#### Goal:
Give every line from the entries that contains "color".

Extracts from a graphics dataset:
---

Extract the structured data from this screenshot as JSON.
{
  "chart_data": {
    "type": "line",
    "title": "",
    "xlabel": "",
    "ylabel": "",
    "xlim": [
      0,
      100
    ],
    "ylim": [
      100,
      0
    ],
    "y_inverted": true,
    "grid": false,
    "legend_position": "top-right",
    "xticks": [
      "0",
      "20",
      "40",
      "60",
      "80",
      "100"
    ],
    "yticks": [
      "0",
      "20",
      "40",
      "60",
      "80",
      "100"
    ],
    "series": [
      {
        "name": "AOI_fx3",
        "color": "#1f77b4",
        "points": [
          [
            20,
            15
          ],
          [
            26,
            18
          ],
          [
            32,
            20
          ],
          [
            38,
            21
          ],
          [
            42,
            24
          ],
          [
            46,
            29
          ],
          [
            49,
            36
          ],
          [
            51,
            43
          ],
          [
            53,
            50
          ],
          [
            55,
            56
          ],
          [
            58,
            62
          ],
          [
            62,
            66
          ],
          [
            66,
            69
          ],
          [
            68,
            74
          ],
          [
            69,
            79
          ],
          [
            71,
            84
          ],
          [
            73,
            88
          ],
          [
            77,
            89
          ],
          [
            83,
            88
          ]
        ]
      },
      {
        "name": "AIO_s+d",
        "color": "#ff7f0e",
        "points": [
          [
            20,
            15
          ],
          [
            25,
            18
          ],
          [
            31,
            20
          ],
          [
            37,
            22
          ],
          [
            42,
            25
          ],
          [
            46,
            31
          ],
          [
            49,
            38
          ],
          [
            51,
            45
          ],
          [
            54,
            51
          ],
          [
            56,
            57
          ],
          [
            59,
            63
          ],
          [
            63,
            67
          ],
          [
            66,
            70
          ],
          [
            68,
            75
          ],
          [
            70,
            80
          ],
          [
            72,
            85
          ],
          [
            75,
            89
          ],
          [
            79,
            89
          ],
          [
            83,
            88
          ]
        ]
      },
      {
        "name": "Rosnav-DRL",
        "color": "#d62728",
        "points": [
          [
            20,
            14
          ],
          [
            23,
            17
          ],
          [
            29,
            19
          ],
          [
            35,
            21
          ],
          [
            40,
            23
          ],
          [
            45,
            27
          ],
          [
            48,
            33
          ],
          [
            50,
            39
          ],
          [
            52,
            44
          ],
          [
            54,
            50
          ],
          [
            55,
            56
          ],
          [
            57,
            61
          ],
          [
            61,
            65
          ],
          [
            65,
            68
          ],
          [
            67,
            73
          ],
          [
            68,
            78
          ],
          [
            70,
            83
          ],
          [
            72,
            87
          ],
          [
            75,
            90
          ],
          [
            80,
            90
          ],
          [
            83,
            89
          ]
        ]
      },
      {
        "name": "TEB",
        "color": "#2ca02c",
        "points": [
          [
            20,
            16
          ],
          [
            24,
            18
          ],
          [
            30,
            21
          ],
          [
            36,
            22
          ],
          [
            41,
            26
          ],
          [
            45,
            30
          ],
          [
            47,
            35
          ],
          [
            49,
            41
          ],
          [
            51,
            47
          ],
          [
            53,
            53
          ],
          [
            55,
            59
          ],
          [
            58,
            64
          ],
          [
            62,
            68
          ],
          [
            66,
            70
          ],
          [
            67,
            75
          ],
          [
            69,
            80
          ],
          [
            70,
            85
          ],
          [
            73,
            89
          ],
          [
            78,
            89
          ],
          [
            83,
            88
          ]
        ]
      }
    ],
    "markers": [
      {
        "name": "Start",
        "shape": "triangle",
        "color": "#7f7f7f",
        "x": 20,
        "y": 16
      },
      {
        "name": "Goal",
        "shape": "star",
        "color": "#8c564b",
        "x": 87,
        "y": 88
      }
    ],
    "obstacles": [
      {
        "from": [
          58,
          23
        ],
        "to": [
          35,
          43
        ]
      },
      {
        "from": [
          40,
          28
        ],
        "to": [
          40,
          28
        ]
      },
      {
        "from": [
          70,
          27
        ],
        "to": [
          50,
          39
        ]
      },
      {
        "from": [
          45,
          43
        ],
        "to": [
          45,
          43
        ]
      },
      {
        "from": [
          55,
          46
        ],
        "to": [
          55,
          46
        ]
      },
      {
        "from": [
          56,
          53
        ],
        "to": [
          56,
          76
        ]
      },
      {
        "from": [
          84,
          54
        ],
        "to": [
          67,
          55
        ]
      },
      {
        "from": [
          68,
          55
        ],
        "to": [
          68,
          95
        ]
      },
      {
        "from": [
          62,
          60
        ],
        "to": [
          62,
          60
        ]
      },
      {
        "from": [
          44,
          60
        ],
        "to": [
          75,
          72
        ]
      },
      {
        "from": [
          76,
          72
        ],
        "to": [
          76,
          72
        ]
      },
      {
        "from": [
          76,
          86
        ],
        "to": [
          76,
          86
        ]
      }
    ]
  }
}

---

#### Completed exercise:
        "color": "#1f77b4",
        "color": "#ff7f0e",
        "color": "#d62728",
        "color": "#2ca02c",
        "color": "#7f7f7f",
        "color": "#8c564b",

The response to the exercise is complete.